▸ **Trecho de origem**
Quem não fica estafado? Quem quer sexo? Eu e você queríamos – provavelmente.
Para
falar a verdade, a pandemia ainda não acabou. Mas os corpos se empilharam numa
quantidade tão grande que parece tudo dentro do padrão. Seiscentos mil mortos?
Quase setecentos? A morte iminente não causa espanto. E, apesar disso, já é
possível arriscar pitacos sobre o passado pandêmico, em seu auge mortífero e em
sua fadiga sanitária, com o auxílio de um passado recente, em que trepar
representava um perigo à saúde e, sem muitas alternativas, restava-nos o
isolamento.
Entre
risadas sobre práticas desastrosas e outras até cautelosas, “Seguindo Todos os
Protocolos”, longa-metragem que está em cartaz no Cine Cultura (Praça Dr. Pedro
Ludovico Teixeira, 2, St. Central), apresenta – com algum senso de humor – os
cuidados ao sair de casa, a necessidade de desinfetar compras de supermercado e
se a máscara está ou não bem presa à cara. Saio com uma? Duas? Melhor, sair pra
quê?
Com cada
espectador reagindo à sua maneira, o filme parte de Chico, personagem
interpretado por Fábio Leal, que também dirige a produção. A cada dia, ele parece
ficar imerso num marasmo e numa ansiedade que, desesperadoramente, não tem um
sinal sequer de quando, ou se um dia, vai arrefecer. Nessa solidão medonha e
pouco saudável, porém necessária para puxar o freio de mão do coronavírus, o
personagem sente uma necessidade de contato com o outro e, sobretudo, em
transar, em sentir o tesão lhe correndo as veias e em ouvir a música do prazer
lhe entrando aos ouvidos.
O rapaz,
de classe média, tenta dar um jeito nisso de forma segura, recorrendo à
pornografia, claro. E, depois de tanto buscar aliviar o tesão com as mãos, opta
por um relacionamento virtual. Ainda assim, alguma coisa lhe falta, e nem é
muito difícil descobrir o que é: um orgasmo com alguém que, assim como ele,
esteja tomando todas as medidas de prevenção ao vírus. Ocorre-lhe apelar para
um ex-ficante, que na pandemia não teve escolha a não ser tornar-se um
trabalhador precarizado, mais um!

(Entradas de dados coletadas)
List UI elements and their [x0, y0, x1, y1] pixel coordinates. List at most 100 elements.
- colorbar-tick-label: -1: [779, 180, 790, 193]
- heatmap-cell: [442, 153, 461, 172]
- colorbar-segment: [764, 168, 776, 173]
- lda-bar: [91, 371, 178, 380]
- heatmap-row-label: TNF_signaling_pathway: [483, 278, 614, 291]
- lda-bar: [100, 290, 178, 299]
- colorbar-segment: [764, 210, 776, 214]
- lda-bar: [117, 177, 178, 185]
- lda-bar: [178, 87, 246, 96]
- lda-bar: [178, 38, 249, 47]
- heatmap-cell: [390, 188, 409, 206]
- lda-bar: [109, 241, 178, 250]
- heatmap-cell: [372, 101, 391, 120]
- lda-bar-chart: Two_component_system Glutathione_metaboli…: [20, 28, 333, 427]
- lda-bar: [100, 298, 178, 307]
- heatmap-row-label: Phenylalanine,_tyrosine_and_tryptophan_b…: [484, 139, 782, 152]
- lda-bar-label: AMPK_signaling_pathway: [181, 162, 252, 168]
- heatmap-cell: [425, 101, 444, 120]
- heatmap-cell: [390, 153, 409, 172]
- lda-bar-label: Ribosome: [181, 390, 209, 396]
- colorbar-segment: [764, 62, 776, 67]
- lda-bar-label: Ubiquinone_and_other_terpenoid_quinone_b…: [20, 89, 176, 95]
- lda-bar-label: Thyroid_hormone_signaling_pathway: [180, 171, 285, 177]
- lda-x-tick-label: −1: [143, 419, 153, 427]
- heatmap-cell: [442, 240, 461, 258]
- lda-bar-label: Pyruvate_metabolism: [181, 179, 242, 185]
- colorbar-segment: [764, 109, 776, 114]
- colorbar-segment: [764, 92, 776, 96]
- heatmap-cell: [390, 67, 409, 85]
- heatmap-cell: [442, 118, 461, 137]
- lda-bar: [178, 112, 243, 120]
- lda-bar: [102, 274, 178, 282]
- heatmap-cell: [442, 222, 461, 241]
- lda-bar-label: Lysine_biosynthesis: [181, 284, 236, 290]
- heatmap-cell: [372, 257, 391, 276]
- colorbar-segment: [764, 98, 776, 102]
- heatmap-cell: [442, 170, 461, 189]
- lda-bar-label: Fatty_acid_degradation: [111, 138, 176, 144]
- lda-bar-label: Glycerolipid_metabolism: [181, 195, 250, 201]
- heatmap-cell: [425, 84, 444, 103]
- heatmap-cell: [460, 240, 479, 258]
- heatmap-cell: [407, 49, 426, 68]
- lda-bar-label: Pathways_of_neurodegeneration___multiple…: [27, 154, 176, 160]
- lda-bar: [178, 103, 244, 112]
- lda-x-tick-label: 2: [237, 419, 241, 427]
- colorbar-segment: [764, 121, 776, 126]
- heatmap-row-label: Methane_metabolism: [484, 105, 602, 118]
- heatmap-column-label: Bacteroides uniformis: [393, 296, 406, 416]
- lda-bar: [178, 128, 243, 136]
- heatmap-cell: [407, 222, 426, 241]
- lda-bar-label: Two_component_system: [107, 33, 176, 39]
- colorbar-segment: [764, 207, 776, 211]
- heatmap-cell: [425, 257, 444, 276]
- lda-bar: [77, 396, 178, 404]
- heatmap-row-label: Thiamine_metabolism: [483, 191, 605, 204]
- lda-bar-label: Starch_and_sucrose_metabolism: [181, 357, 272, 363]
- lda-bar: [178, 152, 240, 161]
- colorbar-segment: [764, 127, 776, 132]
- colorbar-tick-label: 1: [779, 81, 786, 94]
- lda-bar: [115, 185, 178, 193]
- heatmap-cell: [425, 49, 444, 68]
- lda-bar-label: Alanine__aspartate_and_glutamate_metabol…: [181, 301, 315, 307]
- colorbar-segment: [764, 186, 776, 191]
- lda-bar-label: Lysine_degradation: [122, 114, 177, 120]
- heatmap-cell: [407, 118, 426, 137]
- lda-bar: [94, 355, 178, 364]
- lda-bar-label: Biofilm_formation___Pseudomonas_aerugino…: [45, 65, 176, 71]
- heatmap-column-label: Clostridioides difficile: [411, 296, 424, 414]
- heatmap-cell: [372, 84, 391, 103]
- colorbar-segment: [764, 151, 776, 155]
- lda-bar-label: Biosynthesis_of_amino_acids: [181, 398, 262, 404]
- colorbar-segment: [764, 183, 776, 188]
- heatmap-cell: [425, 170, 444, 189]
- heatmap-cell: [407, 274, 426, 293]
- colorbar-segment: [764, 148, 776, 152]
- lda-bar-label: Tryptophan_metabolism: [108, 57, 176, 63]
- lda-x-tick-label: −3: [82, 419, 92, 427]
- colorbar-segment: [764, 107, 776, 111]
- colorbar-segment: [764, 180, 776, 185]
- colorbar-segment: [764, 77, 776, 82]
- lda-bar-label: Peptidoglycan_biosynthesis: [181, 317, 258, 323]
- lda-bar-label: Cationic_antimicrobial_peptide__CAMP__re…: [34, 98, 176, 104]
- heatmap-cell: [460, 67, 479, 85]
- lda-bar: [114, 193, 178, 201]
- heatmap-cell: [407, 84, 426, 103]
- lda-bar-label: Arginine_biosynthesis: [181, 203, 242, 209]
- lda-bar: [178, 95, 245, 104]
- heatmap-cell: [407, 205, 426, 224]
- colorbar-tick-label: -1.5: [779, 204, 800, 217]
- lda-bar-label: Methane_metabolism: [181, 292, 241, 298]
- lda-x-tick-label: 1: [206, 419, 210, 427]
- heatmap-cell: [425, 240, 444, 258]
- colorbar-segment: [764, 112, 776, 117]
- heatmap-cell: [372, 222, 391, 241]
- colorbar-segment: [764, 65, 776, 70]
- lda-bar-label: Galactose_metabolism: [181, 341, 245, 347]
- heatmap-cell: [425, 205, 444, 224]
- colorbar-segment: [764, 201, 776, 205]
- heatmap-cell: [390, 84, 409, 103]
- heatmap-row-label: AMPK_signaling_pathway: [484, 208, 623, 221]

▸ **O que se pede**
Você pode retomar o texto sobre o filme “Seguindo Todos os Protocolos”, dando continuidade a partir da última frase apresentada?

▸ **Resposta da tarefa**
A
seguir, pinta na história um médico, categoria profissional que, para Chico,
toma precauções contra a covid-19 de forma bem melhor que os outros. Como o
espectador já nota a essa altura, o protagonista da película age de forma
pragmática, ao ponto de não se deixar levar por elogios empolgados pós-foda. Existe
nele uma pulsão, às vezes até com resquícios paranoicos, em não sair
disseminando o coronavírus. E, mesmo assim, ele consegue lidar com questões
delicadas com admirável senso de humor.
Temor
coletivo
Premiado
com o troféu Helena Ignez na Mostra de Cinema de Tiradentes, em linhas gerais,
a trama acerta ao propor uma crônica sobre a maior catástrofe de saúde coletiva
desde a Gripe Espanhola, pandemia que ceifou milhares de vidas durante a
Primeira Guerra Mundial. “Seguindo os Protocolos” funciona bem como uma obra
cinematográfica em que, tendo em vista o contexto nela retratado, havia um
temor coletivo, medo de um governo negacionista, receio em tocar a mão do
outro, terror em beijar aquela pessoa que faz palpitar o coração e a pele ficar
toda arrepiada.
Fábio
Leal também obtém expertise quando propõe enfrentamento ao medo da morte. Mas
não é nada piegas: é por meio da ficção, com uma pitada tragicômica e outra realista,
que “Seguindo os Protocolos” atinge seu ponto alto. Além de fundir esses
elementos narrativos, a estética fotográfica adotada por Gustavo Pessoa, em
ângulos nos quais conseguiu enquadrar até Maria Bethânia com os peitos de fora
numa liberdade cerceada por um vírus, aposta em cores mais escuras. Afinal, só
a turma da positividade tóxica conseguiu ver o lado bom das coisas nos últimos
dois anos.
Em 1h10, indo da comédia ao drama, “Seguindo os Protocolos” acerta ao não apelar para a cagação de regras ao falar sobre um assunto que acompanhou os solteiros na pandemia e, até mesmo, os fez quase entrar num colapso libidionoso: o sexo. E também, como não poderia deixar de mencionar, na obra, os dois se entendem, como se um deles propusesse o caminho e o outro fosse atrás. Percebe-se que ambos mandam bem na arte do improviso. É um filme, para fechar, que será interessante assistir daqui dez anos: será um documento e uma nova chance de olhar ao passado.